Brief ->
Review the listing and copy each line that holds the word "color".

Source data ->
##############################

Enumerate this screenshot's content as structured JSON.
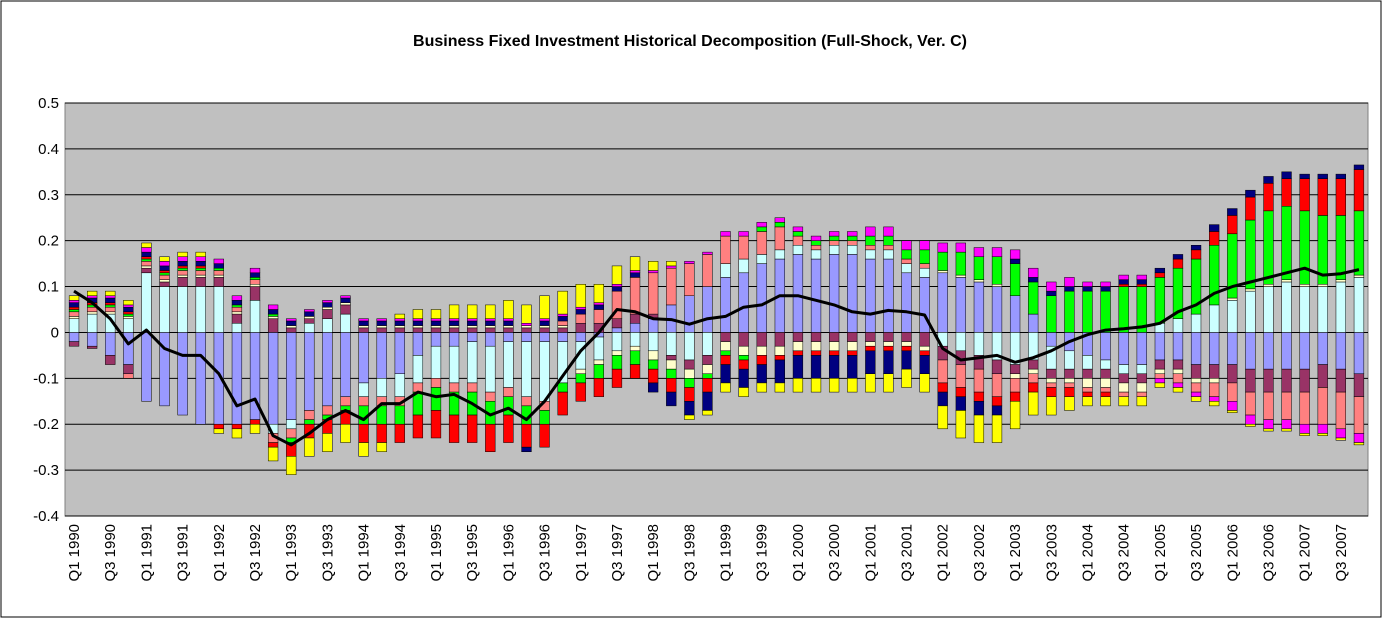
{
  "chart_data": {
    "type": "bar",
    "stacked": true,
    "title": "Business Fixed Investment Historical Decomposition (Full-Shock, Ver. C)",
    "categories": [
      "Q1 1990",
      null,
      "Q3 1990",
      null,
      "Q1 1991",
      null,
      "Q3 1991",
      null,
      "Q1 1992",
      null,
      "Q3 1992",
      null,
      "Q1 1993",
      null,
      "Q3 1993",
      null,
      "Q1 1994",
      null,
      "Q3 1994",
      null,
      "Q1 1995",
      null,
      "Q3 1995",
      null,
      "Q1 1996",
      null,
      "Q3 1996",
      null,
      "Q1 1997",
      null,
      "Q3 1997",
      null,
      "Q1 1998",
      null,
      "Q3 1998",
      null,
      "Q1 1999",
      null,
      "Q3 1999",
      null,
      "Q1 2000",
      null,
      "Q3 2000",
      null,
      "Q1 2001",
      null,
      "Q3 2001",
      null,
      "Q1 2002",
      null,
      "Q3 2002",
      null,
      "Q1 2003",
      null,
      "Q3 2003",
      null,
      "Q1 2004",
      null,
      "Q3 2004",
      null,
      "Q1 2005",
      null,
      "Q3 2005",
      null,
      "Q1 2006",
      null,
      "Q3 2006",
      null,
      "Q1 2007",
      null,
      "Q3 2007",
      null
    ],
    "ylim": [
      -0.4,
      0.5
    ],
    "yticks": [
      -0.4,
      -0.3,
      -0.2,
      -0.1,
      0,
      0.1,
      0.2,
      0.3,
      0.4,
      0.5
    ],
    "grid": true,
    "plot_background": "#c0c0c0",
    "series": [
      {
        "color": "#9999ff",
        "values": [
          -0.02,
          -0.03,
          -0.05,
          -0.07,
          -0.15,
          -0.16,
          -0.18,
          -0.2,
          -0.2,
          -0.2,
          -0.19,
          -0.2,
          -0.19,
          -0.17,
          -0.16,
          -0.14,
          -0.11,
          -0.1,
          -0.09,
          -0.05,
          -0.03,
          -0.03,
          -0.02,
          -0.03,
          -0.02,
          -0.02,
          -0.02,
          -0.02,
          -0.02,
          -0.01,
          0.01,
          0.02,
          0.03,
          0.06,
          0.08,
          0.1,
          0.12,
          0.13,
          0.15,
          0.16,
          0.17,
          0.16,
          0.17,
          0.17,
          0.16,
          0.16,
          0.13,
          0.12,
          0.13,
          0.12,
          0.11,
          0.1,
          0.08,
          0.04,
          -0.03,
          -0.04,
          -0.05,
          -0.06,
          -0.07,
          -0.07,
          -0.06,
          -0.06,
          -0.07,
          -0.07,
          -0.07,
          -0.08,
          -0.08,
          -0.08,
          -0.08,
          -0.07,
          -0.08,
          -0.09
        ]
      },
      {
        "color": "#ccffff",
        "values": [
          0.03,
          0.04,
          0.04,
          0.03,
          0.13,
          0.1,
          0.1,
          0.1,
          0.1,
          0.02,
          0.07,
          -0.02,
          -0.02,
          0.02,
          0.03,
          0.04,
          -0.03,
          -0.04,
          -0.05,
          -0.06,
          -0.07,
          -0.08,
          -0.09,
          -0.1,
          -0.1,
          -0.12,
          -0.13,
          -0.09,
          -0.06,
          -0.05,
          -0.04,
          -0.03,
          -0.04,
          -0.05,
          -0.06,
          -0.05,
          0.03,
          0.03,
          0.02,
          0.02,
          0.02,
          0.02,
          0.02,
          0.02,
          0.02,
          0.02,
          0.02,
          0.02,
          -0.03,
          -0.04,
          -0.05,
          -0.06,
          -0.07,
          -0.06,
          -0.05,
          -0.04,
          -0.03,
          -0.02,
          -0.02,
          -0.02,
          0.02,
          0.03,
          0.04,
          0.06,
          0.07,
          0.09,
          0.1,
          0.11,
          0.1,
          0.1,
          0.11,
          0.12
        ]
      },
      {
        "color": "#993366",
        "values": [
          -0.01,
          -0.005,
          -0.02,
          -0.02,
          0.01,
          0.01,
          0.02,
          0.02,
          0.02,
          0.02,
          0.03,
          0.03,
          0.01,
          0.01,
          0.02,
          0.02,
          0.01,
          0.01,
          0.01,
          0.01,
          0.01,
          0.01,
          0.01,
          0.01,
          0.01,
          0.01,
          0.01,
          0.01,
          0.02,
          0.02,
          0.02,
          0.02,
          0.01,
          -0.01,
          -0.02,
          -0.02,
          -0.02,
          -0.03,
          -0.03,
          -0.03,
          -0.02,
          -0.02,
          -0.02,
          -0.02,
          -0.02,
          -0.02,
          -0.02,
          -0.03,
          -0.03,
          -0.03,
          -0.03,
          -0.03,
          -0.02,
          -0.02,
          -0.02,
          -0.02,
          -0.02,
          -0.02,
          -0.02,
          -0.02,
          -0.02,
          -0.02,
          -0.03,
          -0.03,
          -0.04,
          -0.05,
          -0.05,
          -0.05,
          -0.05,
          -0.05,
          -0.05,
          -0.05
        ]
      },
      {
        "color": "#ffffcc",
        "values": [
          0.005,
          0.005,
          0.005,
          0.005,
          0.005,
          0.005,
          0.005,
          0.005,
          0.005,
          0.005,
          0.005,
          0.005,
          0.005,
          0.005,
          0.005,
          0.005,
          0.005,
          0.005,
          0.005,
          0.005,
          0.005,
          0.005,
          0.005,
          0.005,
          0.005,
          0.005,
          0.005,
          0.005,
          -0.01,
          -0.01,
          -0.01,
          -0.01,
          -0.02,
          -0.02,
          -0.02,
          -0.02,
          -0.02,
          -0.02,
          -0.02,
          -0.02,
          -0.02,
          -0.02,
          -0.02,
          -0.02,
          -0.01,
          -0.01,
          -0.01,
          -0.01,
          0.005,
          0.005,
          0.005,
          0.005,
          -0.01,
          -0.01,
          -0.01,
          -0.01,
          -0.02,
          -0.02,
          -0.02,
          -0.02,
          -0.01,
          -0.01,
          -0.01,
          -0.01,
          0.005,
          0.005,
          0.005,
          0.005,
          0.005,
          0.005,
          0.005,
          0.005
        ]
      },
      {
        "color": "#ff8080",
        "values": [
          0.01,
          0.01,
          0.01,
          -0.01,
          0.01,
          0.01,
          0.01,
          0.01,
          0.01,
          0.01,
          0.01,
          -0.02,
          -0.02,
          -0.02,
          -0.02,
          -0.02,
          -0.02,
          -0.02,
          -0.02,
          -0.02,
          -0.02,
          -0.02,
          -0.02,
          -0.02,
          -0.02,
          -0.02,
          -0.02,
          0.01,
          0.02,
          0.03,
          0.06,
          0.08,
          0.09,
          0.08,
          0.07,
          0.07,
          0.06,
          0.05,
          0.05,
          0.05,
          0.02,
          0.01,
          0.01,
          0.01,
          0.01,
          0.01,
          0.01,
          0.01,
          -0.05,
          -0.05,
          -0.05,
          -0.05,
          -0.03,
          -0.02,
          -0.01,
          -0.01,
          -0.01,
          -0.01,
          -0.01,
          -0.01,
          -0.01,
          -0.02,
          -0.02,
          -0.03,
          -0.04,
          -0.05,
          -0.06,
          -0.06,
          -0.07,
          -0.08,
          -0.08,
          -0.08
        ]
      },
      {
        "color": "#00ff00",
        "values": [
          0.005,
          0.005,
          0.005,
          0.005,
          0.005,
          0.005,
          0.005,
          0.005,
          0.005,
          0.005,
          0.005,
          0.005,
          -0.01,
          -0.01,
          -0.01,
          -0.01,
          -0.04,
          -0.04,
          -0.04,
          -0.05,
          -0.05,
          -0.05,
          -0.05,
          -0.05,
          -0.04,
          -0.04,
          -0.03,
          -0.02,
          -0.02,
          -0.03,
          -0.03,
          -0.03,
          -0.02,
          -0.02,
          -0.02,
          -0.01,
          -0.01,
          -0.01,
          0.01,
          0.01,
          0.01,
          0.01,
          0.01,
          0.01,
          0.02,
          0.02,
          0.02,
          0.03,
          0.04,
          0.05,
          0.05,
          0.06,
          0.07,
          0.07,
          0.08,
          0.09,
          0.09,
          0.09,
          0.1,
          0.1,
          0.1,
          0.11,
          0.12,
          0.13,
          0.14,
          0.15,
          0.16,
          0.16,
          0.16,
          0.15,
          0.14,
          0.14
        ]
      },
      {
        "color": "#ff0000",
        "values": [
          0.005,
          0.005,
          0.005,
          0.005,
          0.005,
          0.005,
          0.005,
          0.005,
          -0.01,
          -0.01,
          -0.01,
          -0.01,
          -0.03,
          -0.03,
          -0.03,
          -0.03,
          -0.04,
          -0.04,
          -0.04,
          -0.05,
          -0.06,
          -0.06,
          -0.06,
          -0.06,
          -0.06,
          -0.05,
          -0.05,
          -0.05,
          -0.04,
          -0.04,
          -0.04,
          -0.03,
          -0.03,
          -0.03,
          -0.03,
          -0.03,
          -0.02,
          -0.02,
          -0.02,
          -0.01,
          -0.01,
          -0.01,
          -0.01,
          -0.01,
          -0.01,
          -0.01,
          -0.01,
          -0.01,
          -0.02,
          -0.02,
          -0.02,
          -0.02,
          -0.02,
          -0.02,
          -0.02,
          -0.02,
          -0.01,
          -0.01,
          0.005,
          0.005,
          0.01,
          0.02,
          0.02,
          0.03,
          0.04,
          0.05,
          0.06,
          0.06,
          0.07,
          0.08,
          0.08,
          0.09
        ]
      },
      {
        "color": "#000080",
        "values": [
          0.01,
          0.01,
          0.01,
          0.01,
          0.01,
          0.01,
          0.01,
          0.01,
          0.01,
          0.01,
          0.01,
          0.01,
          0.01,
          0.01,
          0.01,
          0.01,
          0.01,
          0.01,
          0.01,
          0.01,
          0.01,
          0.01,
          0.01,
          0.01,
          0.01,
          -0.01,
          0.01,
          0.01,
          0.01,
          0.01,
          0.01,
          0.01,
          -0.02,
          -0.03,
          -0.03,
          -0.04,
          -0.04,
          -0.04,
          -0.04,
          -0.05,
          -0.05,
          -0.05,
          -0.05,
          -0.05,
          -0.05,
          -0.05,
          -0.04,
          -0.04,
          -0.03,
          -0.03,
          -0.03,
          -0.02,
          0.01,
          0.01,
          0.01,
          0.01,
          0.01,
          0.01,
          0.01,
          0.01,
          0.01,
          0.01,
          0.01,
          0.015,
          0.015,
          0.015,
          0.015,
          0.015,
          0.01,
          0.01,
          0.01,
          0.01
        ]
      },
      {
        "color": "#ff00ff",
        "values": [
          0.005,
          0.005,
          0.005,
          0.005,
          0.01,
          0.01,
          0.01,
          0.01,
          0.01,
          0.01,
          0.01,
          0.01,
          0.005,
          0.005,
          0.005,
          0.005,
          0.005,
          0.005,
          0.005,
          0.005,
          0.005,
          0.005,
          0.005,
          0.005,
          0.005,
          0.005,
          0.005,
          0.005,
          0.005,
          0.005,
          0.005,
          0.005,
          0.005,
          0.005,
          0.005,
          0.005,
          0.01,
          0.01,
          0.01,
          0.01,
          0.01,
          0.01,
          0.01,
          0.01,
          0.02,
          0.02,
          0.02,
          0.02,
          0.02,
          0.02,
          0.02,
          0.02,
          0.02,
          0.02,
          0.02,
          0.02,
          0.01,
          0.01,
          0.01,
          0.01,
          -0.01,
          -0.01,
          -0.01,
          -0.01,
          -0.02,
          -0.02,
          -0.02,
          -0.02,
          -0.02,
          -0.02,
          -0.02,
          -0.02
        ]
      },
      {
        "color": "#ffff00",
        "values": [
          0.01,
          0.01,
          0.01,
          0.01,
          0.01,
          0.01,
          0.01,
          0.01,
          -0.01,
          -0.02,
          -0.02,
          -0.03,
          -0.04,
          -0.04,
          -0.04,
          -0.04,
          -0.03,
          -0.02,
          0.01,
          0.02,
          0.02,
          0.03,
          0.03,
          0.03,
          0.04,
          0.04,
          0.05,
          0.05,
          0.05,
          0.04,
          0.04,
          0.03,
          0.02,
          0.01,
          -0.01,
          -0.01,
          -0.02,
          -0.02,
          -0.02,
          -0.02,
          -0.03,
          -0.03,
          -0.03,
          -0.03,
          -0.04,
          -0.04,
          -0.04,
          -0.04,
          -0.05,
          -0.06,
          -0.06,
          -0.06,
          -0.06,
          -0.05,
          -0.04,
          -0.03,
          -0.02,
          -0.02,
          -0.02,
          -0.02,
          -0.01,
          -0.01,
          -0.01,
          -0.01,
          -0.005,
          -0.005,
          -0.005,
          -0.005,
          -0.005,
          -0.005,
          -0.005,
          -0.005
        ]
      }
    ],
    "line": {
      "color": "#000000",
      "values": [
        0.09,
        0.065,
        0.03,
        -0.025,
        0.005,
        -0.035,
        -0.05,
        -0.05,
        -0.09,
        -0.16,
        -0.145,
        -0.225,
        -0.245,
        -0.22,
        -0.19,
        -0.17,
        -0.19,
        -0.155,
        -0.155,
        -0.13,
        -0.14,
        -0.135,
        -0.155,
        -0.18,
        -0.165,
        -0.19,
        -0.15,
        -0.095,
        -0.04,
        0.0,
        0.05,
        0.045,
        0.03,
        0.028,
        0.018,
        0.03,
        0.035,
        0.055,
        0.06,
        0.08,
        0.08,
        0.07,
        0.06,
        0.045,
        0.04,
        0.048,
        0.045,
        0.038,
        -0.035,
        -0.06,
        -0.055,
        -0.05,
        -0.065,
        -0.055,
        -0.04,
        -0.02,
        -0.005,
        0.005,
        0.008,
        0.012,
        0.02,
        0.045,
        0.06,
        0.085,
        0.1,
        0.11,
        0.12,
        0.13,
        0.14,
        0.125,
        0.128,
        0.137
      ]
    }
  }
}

##############################

Exercise output ->
        "color": "#9999ff",
        "color": "#ccffff",
        "color": "#993366",
        "color": "#ffffcc",
        "color": "#ff8080",
        "color": "#00ff00",
        "color": "#ff0000",
        "color": "#000080",
        "color": "#ff00ff",
        "color": "#ffff00",
      "color": "#000000",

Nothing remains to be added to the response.